Dataset rows
----------------------------------------

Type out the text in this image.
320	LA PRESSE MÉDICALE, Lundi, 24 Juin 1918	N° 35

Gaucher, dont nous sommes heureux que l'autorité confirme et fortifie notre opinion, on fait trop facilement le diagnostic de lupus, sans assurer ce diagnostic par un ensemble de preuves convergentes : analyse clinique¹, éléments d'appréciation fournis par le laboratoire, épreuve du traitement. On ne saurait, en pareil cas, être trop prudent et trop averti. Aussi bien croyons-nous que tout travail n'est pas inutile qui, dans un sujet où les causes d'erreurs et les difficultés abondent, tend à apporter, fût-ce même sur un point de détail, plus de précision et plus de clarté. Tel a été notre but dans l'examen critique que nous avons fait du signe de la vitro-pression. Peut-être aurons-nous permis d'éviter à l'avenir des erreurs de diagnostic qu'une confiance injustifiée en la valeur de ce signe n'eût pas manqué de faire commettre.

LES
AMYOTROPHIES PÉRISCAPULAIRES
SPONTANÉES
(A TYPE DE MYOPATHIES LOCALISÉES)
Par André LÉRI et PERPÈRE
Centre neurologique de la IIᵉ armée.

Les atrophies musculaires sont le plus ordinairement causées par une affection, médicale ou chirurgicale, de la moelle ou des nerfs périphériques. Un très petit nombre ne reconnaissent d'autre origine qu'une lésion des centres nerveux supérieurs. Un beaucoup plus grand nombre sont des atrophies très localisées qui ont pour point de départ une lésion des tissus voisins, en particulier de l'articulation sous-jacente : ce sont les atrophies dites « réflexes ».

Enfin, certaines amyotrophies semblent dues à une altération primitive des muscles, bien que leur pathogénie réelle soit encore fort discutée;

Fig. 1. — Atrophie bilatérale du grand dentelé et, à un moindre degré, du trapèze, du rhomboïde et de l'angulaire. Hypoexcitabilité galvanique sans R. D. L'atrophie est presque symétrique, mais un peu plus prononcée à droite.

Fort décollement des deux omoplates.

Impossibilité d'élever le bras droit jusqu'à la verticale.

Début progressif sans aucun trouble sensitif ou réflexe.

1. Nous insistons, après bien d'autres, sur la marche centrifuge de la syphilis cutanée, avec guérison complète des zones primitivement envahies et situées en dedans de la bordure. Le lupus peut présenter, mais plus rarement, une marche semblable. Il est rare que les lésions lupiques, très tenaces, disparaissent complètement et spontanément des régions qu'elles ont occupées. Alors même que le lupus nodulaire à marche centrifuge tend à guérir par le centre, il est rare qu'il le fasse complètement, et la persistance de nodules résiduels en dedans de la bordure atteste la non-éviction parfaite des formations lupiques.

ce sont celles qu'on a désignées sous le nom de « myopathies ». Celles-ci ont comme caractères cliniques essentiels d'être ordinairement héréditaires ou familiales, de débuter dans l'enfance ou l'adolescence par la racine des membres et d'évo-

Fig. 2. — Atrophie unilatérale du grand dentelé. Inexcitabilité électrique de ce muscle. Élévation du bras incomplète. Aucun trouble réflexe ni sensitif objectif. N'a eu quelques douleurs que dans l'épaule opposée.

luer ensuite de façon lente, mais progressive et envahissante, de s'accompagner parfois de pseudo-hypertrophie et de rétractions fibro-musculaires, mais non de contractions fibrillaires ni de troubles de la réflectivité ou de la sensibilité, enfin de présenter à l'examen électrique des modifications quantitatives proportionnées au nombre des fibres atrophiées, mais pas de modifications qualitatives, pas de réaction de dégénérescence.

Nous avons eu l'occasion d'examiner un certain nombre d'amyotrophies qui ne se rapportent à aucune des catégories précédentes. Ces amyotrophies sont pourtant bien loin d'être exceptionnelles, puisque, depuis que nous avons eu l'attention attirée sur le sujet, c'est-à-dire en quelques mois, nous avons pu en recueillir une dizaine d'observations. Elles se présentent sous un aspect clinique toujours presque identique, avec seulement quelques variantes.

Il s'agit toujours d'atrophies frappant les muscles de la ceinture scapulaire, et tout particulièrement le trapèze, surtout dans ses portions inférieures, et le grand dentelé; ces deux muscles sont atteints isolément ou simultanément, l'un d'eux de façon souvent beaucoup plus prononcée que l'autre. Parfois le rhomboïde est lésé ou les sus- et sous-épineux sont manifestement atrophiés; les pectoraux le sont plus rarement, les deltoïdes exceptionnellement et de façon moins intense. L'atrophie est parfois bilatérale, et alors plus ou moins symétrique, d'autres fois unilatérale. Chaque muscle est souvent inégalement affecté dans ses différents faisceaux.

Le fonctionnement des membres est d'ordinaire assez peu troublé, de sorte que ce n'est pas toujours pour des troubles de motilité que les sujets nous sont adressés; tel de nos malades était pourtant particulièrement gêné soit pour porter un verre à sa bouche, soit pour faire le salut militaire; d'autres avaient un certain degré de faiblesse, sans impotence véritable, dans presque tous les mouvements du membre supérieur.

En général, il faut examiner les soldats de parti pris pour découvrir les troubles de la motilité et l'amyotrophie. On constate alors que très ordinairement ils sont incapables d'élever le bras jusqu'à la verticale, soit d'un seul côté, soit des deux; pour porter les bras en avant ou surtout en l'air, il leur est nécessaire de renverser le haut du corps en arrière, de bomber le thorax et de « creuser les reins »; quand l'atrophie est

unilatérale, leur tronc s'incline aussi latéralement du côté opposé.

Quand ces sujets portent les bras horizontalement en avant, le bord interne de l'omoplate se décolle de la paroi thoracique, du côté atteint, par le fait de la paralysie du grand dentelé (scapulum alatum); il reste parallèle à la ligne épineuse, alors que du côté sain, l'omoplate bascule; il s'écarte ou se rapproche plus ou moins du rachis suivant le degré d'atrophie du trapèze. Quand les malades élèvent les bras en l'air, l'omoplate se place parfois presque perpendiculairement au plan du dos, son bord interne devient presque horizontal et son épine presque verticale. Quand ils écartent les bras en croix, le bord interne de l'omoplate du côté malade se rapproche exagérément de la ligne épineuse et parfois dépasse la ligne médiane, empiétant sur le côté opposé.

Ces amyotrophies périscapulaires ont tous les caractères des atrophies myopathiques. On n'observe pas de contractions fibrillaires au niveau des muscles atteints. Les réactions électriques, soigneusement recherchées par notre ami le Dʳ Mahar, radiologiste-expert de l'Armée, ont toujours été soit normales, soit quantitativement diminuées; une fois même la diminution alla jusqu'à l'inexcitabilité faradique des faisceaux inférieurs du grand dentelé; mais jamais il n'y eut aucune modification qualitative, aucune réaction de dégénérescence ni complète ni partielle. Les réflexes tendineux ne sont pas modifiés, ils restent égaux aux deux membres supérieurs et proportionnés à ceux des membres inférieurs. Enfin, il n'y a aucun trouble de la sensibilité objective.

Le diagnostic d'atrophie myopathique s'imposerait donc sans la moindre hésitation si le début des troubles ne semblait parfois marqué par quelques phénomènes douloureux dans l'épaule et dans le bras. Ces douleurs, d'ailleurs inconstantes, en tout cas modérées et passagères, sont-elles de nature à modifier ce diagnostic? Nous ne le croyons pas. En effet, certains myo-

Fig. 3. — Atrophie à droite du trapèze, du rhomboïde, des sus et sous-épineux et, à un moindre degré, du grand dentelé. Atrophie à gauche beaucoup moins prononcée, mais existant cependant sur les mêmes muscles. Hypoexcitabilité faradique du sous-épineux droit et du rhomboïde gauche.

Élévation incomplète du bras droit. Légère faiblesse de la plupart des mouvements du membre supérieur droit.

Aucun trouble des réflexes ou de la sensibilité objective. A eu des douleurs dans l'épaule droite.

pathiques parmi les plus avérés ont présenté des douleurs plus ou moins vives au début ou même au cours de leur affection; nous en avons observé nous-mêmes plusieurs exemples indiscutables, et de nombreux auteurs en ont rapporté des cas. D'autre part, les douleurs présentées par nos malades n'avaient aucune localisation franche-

----------------------------------------

#### [TASK PROMPT]
Go through the entries above and count the lines containing the word "Hypoexcitabilité"; give only that count.

#### [RESPONSE TO THE TASK]
2